**Task goal**
Copy each line of the data below exactly, leaving out pictures.

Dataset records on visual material
▼▼▼

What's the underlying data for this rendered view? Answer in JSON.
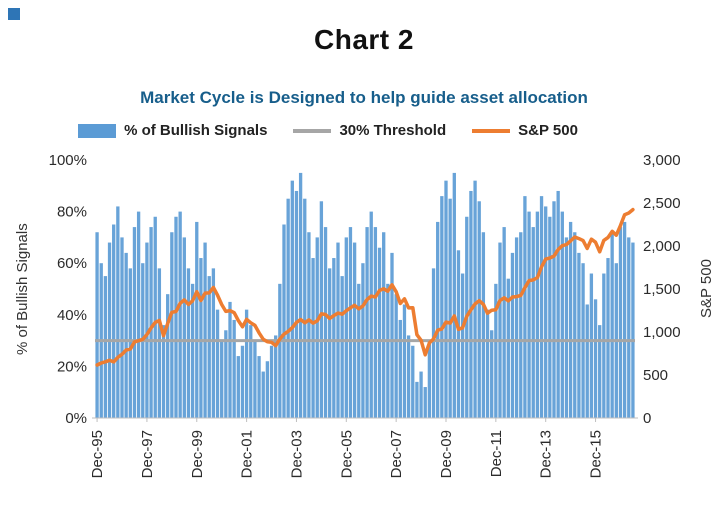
{
  "header": {
    "title": "Chart 2",
    "subtitle": "Market Cycle is Designed to help guide asset allocation",
    "subtitle_color": "#175E8B"
  },
  "legend": {
    "items": [
      {
        "label": "% of Bullish Signals"
      },
      {
        "label": "30% Threshold"
      },
      {
        "label": "S&P 500"
      }
    ]
  },
  "chart_data": {
    "type": "bar+line combo",
    "x_unit": "month",
    "x_start": "Dec-95",
    "x_end": "Jun-17",
    "x_step_months": 2,
    "grid": false,
    "legend_position": "top",
    "x_ticks": [
      "Dec-95",
      "Dec-97",
      "Dec-99",
      "Dec-01",
      "Dec-03",
      "Dec-05",
      "Dec-07",
      "Dec-09",
      "Dec-11",
      "Dec-13",
      "Dec-15"
    ],
    "x_tick_indices": [
      0,
      12,
      24,
      36,
      48,
      60,
      72,
      84,
      96,
      108,
      120
    ],
    "left_axis": {
      "title": "% of Bullish Signals",
      "min": 0,
      "max": 100,
      "tick_labels": [
        "100%",
        "80%",
        "60%",
        "40%",
        "20%",
        "0%"
      ]
    },
    "right_axis": {
      "title": "S&P 500",
      "min": 0,
      "max": 3000,
      "tick_labels": [
        "3,000",
        "2,500",
        "2,000",
        "1,500",
        "1,000",
        "500",
        "0"
      ]
    },
    "series": [
      {
        "name": "% of Bullish Signals",
        "type": "bar",
        "axis": "left",
        "color": "#5B9BD5",
        "values": [
          72,
          60,
          55,
          68,
          75,
          82,
          70,
          64,
          58,
          74,
          80,
          60,
          68,
          74,
          78,
          58,
          36,
          48,
          72,
          78,
          80,
          70,
          58,
          52,
          76,
          62,
          68,
          55,
          58,
          42,
          30,
          34,
          45,
          38,
          24,
          28,
          42,
          36,
          30,
          24,
          18,
          22,
          28,
          32,
          52,
          75,
          85,
          92,
          88,
          95,
          85,
          72,
          62,
          70,
          84,
          74,
          58,
          62,
          68,
          55,
          70,
          74,
          68,
          52,
          60,
          74,
          80,
          74,
          66,
          72,
          52,
          64,
          48,
          38,
          44,
          32,
          28,
          14,
          18,
          12,
          30,
          58,
          76,
          86,
          92,
          85,
          95,
          65,
          56,
          78,
          88,
          92,
          84,
          72,
          42,
          34,
          52,
          68,
          74,
          54,
          64,
          70,
          72,
          86,
          80,
          74,
          80,
          86,
          82,
          78,
          84,
          88,
          80,
          70,
          76,
          72,
          64,
          60,
          44,
          56,
          46,
          36,
          56,
          62,
          72,
          60,
          74,
          76,
          70,
          68
        ]
      },
      {
        "name": "30% Threshold",
        "type": "threshold-line",
        "axis": "left",
        "color": "#A6A6A6",
        "value": 30
      },
      {
        "name": "S&P 500",
        "type": "line",
        "axis": "right",
        "color": "#ED7D31",
        "values": [
          616,
          640,
          654,
          671,
          652,
          705,
          741,
          791,
          801,
          885,
          899,
          915,
          970,
          1049,
          1112,
          1134,
          957,
          1099,
          1229,
          1238,
          1335,
          1373,
          1320,
          1363,
          1469,
          1366,
          1452,
          1455,
          1518,
          1429,
          1320,
          1240,
          1249,
          1224,
          1134,
          1060,
          1148,
          1107,
          1077,
          990,
          916,
          886,
          880,
          841,
          917,
          975,
          1008,
          1051,
          1112,
          1145,
          1107,
          1141,
          1104,
          1130,
          1212,
          1204,
          1157,
          1191,
          1220,
          1207,
          1248,
          1281,
          1311,
          1270,
          1304,
          1378,
          1418,
          1407,
          1482,
          1503,
          1474,
          1549,
          1468,
          1331,
          1386,
          1280,
          1283,
          969,
          903,
          735,
          873,
          919,
          1021,
          1036,
          1115,
          1104,
          1187,
          1031,
          1049,
          1183,
          1258,
          1327,
          1364,
          1321,
          1219,
          1253,
          1258,
          1366,
          1398,
          1362,
          1407,
          1412,
          1426,
          1515,
          1598,
          1606,
          1633,
          1757,
          1848,
          1859,
          1884,
          1960,
          2003,
          2018,
          2059,
          2105,
          2086,
          2063,
          1972,
          2079,
          2044,
          1932,
          2065,
          2099,
          2171,
          2126,
          2239,
          2364,
          2384,
          2423
        ]
      }
    ]
  }
}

▲▲▲

**The solution**
What's the underlying data for this rendered view? Answer in JSON.
{
  "header": {
    "title": "Chart 2",
    "subtitle": "Market Cycle is Designed to help guide asset allocation",
    "subtitle_color": "#175E8B"
  },
  "legend": {
    "items": [
      {
        "label": "% of Bullish Signals"
      },
      {
        "label": "30% Threshold"
      },
      {
        "label": "S&P 500"
      }
    ]
  },
  "chart_data": {
    "type": "bar+line combo",
    "x_unit": "month",
    "x_start": "Dec-95",
    "x_end": "Jun-17",
    "x_step_months": 2,
    "grid": false,
    "legend_position": "top",
    "x_ticks": [
      "Dec-95",
      "Dec-97",
      "Dec-99",
      "Dec-01",
      "Dec-03",
      "Dec-05",
      "Dec-07",
      "Dec-09",
      "Dec-11",
      "Dec-13",
      "Dec-15"
    ],
    "x_tick_indices": [
      0,
      12,
      24,
      36,
      48,
      60,
      72,
      84,
      96,
      108,
      120
    ],
    "left_axis": {
      "title": "% of Bullish Signals",
      "min": 0,
      "max": 100,
      "tick_labels": [
        "100%",
        "80%",
        "60%",
        "40%",
        "20%",
        "0%"
      ]
    },
    "right_axis": {
      "title": "S&P 500",
      "min": 0,
      "max": 3000,
      "tick_labels": [
        "3,000",
        "2,500",
        "2,000",
        "1,500",
        "1,000",
        "500",
        "0"
      ]
    },
    "series": [
      {
        "name": "% of Bullish Signals",
        "type": "bar",
        "axis": "left",
        "color": "#5B9BD5",
        "values": [
          72,
          60,
          55,
          68,
          75,
          82,
          70,
          64,
          58,
          74,
          80,
          60,
          68,
          74,
          78,
          58,
          36,
          48,
          72,
          78,
          80,
          70,
          58,
          52,
          76,
          62,
          68,
          55,
          58,
          42,
          30,
          34,
          45,
          38,
          24,
          28,
          42,
          36,
          30,
          24,
          18,
          22,
          28,
          32,
          52,
          75,
          85,
          92,
          88,
          95,
          85,
          72,
          62,
          70,
          84,
          74,
          58,
          62,
          68,
          55,
          70,
          74,
          68,
          52,
          60,
          74,
          80,
          74,
          66,
          72,
          52,
          64,
          48,
          38,
          44,
          32,
          28,
          14,
          18,
          12,
          30,
          58,
          76,
          86,
          92,
          85,
          95,
          65,
          56,
          78,
          88,
          92,
          84,
          72,
          42,
          34,
          52,
          68,
          74,
          54,
          64,
          70,
          72,
          86,
          80,
          74,
          80,
          86,
          82,
          78,
          84,
          88,
          80,
          70,
          76,
          72,
          64,
          60,
          44,
          56,
          46,
          36,
          56,
          62,
          72,
          60,
          74,
          76,
          70,
          68
        ]
      },
      {
        "name": "30% Threshold",
        "type": "threshold-line",
        "axis": "left",
        "color": "#A6A6A6",
        "value": 30
      },
      {
        "name": "S&P 500",
        "type": "line",
        "axis": "right",
        "color": "#ED7D31",
        "values": [
          616,
          640,
          654,
          671,
          652,
          705,
          741,
          791,
          801,
          885,
          899,
          915,
          970,
          1049,
          1112,
          1134,
          957,
          1099,
          1229,
          1238,
          1335,
          1373,
          1320,
          1363,
          1469,
          1366,
          1452,
          1455,
          1518,
          1429,
          1320,
          1240,
          1249,
          1224,
          1134,
          1060,
          1148,
          1107,
          1077,
          990,
          916,
          886,
          880,
          841,
          917,
          975,
          1008,
          1051,
          1112,
          1145,
          1107,
          1141,
          1104,
          1130,
          1212,
          1204,
          1157,
          1191,
          1220,
          1207,
          1248,
          1281,
          1311,
          1270,
          1304,
          1378,
          1418,
          1407,
          1482,
          1503,
          1474,
          1549,
          1468,
          1331,
          1386,
          1280,
          1283,
          969,
          903,
          735,
          873,
          919,
          1021,
          1036,
          1115,
          1104,
          1187,
          1031,
          1049,
          1183,
          1258,
          1327,
          1364,
          1321,
          1219,
          1253,
          1258,
          1366,
          1398,
          1362,
          1407,
          1412,
          1426,
          1515,
          1598,
          1606,
          1633,
          1757,
          1848,
          1859,
          1884,
          1960,
          2003,
          2018,
          2059,
          2105,
          2086,
          2063,
          1972,
          2079,
          2044,
          1932,
          2065,
          2099,
          2171,
          2126,
          2239,
          2364,
          2384,
          2423
        ]
      }
    ]
  }
}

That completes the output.